— START OF RECORDS PROVIDED —

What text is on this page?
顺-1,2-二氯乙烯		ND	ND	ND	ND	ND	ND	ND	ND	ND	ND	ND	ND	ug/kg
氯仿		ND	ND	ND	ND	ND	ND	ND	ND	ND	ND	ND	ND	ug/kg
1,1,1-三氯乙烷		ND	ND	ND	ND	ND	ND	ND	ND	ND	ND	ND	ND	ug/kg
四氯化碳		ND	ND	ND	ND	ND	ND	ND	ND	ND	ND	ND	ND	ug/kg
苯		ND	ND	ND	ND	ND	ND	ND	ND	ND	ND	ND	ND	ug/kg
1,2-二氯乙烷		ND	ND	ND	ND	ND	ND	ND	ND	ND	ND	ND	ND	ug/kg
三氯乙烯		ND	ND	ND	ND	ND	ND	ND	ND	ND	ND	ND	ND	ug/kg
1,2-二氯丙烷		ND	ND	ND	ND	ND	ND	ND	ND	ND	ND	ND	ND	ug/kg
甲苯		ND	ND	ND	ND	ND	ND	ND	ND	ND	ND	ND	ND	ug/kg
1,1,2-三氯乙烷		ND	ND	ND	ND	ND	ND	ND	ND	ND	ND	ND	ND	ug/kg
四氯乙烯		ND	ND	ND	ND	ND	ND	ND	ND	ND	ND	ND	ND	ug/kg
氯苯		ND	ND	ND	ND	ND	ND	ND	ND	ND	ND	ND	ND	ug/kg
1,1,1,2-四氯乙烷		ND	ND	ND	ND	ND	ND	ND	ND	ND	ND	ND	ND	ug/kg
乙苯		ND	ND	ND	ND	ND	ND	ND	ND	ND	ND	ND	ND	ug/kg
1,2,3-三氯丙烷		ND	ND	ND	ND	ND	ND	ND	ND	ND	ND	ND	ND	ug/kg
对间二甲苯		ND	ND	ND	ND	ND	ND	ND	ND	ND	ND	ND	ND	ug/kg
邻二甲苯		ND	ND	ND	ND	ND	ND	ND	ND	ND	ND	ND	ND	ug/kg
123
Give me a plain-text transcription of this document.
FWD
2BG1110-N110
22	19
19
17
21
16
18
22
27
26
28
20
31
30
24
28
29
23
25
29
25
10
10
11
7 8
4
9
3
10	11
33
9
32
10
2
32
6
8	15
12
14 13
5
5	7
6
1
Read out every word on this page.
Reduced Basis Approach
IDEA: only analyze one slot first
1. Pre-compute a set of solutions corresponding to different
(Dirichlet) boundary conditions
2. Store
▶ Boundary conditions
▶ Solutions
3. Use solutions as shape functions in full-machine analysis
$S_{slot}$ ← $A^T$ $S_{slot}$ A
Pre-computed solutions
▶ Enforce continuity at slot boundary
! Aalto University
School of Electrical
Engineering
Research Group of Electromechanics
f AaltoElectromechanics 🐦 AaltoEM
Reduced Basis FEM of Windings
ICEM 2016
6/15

— END OF RECORDS PROVIDED —

### [WHAT THE EXERCISE ASKS]
The whole listing above needs to be written out again exactly.

### [TASK SOLUTION]
What text is on this page?
顺-1,2-二氯乙烯		ND	ND	ND	ND	ND	ND	ND	ND	ND	ND	ND	ND	ug/kg
氯仿		ND	ND	ND	ND	ND	ND	ND	ND	ND	ND	ND	ND	ug/kg
1,1,1-三氯乙烷		ND	ND	ND	ND	ND	ND	ND	ND	ND	ND	ND	ND	ug/kg
四氯化碳		ND	ND	ND	ND	ND	ND	ND	ND	ND	ND	ND	ND	ug/kg
苯		ND	ND	ND	ND	ND	ND	ND	ND	ND	ND	ND	ND	ug/kg
1,2-二氯乙烷		ND	ND	ND	ND	ND	ND	ND	ND	ND	ND	ND	ND	ug/kg
三氯乙烯		ND	ND	ND	ND	ND	ND	ND	ND	ND	ND	ND	ND	ug/kg
1,2-二氯丙烷		ND	ND	ND	ND	ND	ND	ND	ND	ND	ND	ND	ND	ug/kg
甲苯		ND	ND	ND	ND	ND	ND	ND	ND	ND	ND	ND	ND	ug/kg
1,1,2-三氯乙烷		ND	ND	ND	ND	ND	ND	ND	ND	ND	ND	ND	ND	ug/kg
四氯乙烯		ND	ND	ND	ND	ND	ND	ND	ND	ND	ND	ND	ND	ug/kg
氯苯		ND	ND	ND	ND	ND	ND	ND	ND	ND	ND	ND	ND	ug/kg
1,1,1,2-四氯乙烷		ND	ND	ND	ND	ND	ND	ND	ND	ND	ND	ND	ND	ug/kg
乙苯		ND	ND	ND	ND	ND	ND	ND	ND	ND	ND	ND	ND	ug/kg
1,2,3-三氯丙烷		ND	ND	ND	ND	ND	ND	ND	ND	ND	ND	ND	ND	ug/kg
对间二甲苯		ND	ND	ND	ND	ND	ND	ND	ND	ND	ND	ND	ND	ug/kg
邻二甲苯		ND	ND	ND	ND	ND	ND	ND	ND	ND	ND	ND	ND	ug/kg
123
Give me a plain-text transcription of this document.
FWD
2BG1110-N110
22	19
19
17
21
16
18
22
27
26
28
20
31
30
24
28
29
23
25
29
25
10
10
11
7 8
4
9
3
10	11
33
9
32
10
2
32
6
8	15
12
14 13
5
5	7
6
1
Read out every word on this page.
Reduced Basis Approach
IDEA: only analyze one slot first
1. Pre-compute a set of solutions corresponding to different
(Dirichlet) boundary conditions
2. Store
▶ Boundary conditions
▶ Solutions
3. Use solutions as shape functions in full-machine analysis
$S_{slot}$ ← $A^T$ $S_{slot}$ A
Pre-computed solutions
▶ Enforce continuity at slot boundary
! Aalto University
School of Electrical
Engineering
Research Group of Electromechanics
f AaltoElectromechanics 🐦 AaltoEM
Reduced Basis FEM of Windings
ICEM 2016
6/15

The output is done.